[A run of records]
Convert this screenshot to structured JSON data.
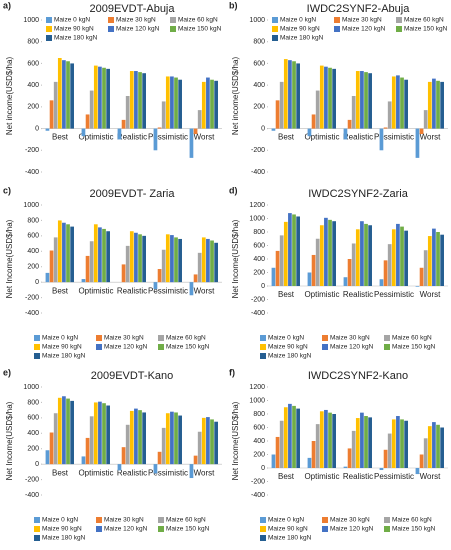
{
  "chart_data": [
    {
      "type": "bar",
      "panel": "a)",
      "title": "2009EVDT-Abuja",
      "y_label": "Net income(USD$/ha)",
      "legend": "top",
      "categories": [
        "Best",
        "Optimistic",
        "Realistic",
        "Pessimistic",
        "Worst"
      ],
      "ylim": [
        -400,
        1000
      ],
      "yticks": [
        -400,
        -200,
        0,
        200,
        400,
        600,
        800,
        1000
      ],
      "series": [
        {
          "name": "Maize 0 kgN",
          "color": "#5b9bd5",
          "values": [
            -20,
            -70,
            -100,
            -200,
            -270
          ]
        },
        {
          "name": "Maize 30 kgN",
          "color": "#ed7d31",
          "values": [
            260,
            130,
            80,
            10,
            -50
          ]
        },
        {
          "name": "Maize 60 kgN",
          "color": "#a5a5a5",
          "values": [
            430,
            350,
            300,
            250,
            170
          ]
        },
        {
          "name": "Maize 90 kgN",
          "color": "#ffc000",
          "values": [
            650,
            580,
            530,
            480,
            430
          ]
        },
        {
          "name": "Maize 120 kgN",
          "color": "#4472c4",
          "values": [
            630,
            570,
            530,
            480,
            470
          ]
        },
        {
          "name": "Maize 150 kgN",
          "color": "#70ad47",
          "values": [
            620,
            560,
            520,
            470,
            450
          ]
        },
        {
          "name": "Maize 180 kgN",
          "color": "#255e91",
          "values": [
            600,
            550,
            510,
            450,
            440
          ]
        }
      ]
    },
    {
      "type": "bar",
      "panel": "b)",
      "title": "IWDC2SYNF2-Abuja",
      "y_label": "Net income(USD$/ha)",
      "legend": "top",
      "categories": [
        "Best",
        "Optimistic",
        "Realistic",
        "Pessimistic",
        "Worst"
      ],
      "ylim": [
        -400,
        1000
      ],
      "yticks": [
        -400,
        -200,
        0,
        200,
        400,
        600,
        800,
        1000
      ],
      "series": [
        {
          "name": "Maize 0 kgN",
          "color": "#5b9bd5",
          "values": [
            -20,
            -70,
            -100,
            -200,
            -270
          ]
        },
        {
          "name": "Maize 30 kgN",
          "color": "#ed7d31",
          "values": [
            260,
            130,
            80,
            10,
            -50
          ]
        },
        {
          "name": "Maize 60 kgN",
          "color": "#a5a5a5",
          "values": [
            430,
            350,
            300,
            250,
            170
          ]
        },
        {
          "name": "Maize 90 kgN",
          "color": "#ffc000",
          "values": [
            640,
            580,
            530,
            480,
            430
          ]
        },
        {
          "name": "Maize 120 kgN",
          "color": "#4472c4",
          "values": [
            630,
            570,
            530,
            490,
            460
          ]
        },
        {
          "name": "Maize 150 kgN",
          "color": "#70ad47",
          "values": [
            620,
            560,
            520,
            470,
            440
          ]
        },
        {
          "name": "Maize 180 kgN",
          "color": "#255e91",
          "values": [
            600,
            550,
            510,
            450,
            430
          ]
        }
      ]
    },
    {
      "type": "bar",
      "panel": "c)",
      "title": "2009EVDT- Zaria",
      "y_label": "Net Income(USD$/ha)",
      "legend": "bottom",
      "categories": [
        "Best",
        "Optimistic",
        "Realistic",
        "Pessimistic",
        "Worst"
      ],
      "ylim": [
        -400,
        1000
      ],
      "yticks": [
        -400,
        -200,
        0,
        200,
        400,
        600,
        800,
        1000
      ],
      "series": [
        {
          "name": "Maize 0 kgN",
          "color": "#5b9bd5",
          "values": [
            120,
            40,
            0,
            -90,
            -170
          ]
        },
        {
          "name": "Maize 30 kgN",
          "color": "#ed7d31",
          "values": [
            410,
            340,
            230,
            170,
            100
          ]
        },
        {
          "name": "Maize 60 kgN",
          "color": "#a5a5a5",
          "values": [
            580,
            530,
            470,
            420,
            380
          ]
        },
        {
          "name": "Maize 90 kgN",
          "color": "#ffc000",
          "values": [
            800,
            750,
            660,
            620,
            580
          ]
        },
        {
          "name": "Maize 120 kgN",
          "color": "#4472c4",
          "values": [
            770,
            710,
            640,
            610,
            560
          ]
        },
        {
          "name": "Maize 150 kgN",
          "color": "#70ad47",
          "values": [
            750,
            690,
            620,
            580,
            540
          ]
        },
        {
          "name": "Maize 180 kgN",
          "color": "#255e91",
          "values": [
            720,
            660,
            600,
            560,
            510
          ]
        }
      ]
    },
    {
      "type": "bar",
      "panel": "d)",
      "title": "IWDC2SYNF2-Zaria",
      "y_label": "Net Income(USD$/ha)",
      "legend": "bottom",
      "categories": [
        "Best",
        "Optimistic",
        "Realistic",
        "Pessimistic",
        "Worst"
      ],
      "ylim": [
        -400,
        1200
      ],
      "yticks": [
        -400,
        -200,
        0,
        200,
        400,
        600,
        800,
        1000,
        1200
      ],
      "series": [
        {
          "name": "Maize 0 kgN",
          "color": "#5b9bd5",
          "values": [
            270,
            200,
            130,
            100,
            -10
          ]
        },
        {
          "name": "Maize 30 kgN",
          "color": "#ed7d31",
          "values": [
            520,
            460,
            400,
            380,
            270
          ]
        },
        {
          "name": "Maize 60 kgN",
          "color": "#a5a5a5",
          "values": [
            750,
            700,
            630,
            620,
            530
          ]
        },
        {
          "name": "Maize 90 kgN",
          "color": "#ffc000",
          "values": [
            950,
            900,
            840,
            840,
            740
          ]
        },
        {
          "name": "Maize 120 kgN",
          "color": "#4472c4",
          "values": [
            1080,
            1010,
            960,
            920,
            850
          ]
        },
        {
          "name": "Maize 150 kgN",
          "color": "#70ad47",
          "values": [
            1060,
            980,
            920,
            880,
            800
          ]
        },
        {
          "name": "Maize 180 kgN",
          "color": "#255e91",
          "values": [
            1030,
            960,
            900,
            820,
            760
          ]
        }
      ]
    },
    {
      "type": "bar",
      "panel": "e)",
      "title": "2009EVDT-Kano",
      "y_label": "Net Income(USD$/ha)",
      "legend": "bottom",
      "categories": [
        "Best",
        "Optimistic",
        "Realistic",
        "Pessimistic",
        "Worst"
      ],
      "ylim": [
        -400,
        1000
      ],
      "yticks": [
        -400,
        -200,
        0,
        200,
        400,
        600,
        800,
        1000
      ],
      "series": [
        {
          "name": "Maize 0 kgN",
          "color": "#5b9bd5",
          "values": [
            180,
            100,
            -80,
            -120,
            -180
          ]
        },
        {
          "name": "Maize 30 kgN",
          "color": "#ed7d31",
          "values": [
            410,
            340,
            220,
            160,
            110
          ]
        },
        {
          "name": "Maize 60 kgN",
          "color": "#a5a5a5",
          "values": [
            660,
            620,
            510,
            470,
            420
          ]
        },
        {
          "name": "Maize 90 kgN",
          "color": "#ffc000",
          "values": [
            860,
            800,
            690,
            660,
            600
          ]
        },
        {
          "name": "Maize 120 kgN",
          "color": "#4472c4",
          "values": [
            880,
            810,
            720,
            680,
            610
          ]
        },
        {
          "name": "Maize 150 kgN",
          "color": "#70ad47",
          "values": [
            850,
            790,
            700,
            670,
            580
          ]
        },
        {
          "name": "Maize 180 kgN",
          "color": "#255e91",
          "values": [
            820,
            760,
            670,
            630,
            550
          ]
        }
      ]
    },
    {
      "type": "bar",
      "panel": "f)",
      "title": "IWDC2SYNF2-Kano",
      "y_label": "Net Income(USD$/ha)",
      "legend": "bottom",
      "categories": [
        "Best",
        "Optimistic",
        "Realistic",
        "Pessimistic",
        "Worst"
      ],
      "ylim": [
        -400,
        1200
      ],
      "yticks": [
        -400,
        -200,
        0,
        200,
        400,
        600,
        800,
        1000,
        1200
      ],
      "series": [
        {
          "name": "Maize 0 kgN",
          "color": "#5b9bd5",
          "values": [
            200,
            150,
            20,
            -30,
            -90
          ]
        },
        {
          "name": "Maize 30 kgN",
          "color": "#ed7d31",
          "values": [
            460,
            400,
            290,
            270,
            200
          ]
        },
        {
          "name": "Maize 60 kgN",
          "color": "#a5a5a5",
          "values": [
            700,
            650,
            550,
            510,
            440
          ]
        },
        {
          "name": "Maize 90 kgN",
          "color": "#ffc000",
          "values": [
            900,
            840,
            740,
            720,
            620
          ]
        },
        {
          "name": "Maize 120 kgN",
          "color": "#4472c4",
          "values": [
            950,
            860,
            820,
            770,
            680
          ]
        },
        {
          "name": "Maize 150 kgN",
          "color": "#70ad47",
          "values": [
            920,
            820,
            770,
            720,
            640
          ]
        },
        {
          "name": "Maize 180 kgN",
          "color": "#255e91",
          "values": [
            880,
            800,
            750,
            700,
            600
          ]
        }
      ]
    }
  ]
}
* * *
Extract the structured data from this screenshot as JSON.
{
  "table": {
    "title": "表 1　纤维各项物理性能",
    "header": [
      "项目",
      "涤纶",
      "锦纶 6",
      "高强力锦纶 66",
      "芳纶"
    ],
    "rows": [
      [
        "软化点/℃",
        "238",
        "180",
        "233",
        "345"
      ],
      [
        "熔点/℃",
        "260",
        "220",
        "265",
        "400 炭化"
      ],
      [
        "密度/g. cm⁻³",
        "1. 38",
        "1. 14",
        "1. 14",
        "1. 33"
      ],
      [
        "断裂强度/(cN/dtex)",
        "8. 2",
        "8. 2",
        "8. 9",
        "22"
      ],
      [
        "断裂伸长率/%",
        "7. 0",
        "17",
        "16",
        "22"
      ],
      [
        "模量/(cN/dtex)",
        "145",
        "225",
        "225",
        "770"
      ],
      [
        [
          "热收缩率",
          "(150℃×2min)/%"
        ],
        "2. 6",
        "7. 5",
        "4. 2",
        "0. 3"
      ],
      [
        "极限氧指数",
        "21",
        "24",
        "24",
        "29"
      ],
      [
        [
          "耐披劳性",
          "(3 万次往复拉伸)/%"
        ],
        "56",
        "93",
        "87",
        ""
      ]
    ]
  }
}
---
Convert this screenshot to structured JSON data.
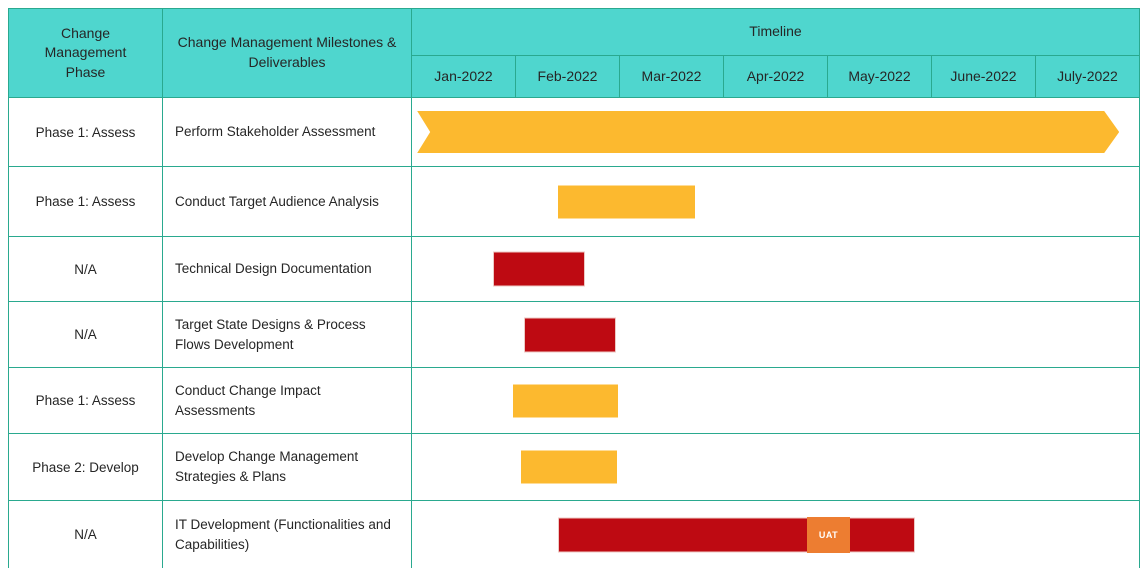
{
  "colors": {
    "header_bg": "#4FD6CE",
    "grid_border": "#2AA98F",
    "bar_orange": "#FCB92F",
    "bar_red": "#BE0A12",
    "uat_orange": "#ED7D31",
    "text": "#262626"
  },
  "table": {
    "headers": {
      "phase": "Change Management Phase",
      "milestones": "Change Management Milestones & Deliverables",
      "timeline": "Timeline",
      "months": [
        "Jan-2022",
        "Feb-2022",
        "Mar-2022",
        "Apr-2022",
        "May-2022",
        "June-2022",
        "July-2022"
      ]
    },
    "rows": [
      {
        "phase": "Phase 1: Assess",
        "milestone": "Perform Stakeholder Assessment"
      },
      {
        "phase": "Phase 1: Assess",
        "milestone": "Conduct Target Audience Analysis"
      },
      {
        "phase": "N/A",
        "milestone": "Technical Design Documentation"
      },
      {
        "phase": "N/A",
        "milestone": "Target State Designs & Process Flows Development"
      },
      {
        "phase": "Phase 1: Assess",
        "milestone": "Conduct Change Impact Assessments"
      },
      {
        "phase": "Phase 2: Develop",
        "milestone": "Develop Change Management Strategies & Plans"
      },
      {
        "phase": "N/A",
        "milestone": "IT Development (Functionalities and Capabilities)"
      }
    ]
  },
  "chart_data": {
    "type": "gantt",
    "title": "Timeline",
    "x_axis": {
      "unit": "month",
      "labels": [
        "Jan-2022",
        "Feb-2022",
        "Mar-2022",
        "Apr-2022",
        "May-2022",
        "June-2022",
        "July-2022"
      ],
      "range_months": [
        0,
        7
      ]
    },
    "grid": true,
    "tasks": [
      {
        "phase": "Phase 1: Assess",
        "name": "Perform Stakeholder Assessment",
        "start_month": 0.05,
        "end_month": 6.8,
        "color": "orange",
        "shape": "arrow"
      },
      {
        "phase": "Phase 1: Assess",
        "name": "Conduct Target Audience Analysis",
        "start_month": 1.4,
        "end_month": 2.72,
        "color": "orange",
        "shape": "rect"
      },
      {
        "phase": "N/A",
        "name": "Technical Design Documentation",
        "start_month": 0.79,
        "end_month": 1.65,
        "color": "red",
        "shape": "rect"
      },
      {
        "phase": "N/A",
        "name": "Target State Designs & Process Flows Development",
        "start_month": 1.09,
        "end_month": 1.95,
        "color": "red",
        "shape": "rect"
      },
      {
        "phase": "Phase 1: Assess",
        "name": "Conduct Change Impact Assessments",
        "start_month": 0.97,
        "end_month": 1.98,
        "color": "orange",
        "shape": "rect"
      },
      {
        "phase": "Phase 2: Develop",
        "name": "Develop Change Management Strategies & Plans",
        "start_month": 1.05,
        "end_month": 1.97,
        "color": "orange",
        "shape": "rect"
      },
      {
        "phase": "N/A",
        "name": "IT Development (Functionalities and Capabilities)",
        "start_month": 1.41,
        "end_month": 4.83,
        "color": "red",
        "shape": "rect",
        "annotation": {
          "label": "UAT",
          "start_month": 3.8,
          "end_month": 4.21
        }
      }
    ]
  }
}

§ Objective:
Identify all lines where the word "Management" shows up. Copy them.

§ Output of the exercise:
      "phase": "Change Management Phase",
      "milestones": "Change Management Milestones & Deliverables",
        "milestone": "Develop Change Management Strategies & Plans"
        "name": "Develop Change Management Strategies & Plans",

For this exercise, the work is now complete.